### WHAT YOU ARE ASKED TO DO:
Retype every entry in its entirety, without alteration.
########################################
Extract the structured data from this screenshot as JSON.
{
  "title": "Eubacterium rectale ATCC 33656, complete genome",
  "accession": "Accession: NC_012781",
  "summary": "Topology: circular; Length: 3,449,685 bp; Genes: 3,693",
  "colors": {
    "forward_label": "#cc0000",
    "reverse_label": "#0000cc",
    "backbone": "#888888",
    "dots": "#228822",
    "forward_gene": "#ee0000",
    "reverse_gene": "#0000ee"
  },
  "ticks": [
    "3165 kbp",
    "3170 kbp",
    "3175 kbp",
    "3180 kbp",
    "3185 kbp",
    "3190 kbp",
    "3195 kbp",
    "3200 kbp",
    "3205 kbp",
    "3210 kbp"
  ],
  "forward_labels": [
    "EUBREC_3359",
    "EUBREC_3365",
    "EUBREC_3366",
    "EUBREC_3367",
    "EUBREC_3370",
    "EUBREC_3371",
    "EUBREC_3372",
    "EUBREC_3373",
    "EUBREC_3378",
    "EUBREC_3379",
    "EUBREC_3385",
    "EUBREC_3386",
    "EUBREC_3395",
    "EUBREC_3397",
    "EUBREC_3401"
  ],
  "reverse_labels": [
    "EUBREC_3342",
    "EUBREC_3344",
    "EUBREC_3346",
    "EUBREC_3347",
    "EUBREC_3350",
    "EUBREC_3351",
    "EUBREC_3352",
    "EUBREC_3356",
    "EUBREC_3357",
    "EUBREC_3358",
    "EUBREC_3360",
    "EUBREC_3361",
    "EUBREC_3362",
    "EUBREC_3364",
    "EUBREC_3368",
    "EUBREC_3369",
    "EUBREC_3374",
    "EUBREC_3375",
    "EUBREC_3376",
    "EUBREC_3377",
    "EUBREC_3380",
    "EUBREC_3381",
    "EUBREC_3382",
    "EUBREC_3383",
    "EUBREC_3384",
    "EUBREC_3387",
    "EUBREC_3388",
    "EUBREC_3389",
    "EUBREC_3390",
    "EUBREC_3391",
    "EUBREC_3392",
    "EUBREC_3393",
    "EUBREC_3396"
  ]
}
########################################
### RESPONSE BOX:
Extract the structured data from this screenshot as JSON.
{
  "title": "Eubacterium rectale ATCC 33656, complete genome",
  "accession": "Accession: NC_012781",
  "summary": "Topology: circular; Length: 3,449,685 bp; Genes: 3,693",
  "colors": {
    "forward_label": "#cc0000",
    "reverse_label": "#0000cc",
    "backbone": "#888888",
    "dots": "#228822",
    "forward_gene": "#ee0000",
    "reverse_gene": "#0000ee"
  },
  "ticks": [
    "3165 kbp",
    "3170 kbp",
    "3175 kbp",
    "3180 kbp",
    "3185 kbp",
    "3190 kbp",
    "3195 kbp",
    "3200 kbp",
    "3205 kbp",
    "3210 kbp"
  ],
  "forward_labels": [
    "EUBREC_3359",
    "EUBREC_3365",
    "EUBREC_3366",
    "EUBREC_3367",
    "EUBREC_3370",
    "EUBREC_3371",
    "EUBREC_3372",
    "EUBREC_3373",
    "EUBREC_3378",
    "EUBREC_3379",
    "EUBREC_3385",
    "EUBREC_3386",
    "EUBREC_3395",
    "EUBREC_3397",
    "EUBREC_3401"
  ],
  "reverse_labels": [
    "EUBREC_3342",
    "EUBREC_3344",
    "EUBREC_3346",
    "EUBREC_3347",
    "EUBREC_3350",
    "EUBREC_3351",
    "EUBREC_3352",
    "EUBREC_3356",
    "EUBREC_3357",
    "EUBREC_3358",
    "EUBREC_3360",
    "EUBREC_3361",
    "EUBREC_3362",
    "EUBREC_3364",
    "EUBREC_3368",
    "EUBREC_3369",
    "EUBREC_3374",
    "EUBREC_3375",
    "EUBREC_3376",
    "EUBREC_3377",
    "EUBREC_3380",
    "EUBREC_3381",
    "EUBREC_3382",
    "EUBREC_3383",
    "EUBREC_3384",
    "EUBREC_3387",
    "EUBREC_3388",
    "EUBREC_3389",
    "EUBREC_3390",
    "EUBREC_3391",
    "EUBREC_3392",
    "EUBREC_3393",
    "EUBREC_3396"
  ]
}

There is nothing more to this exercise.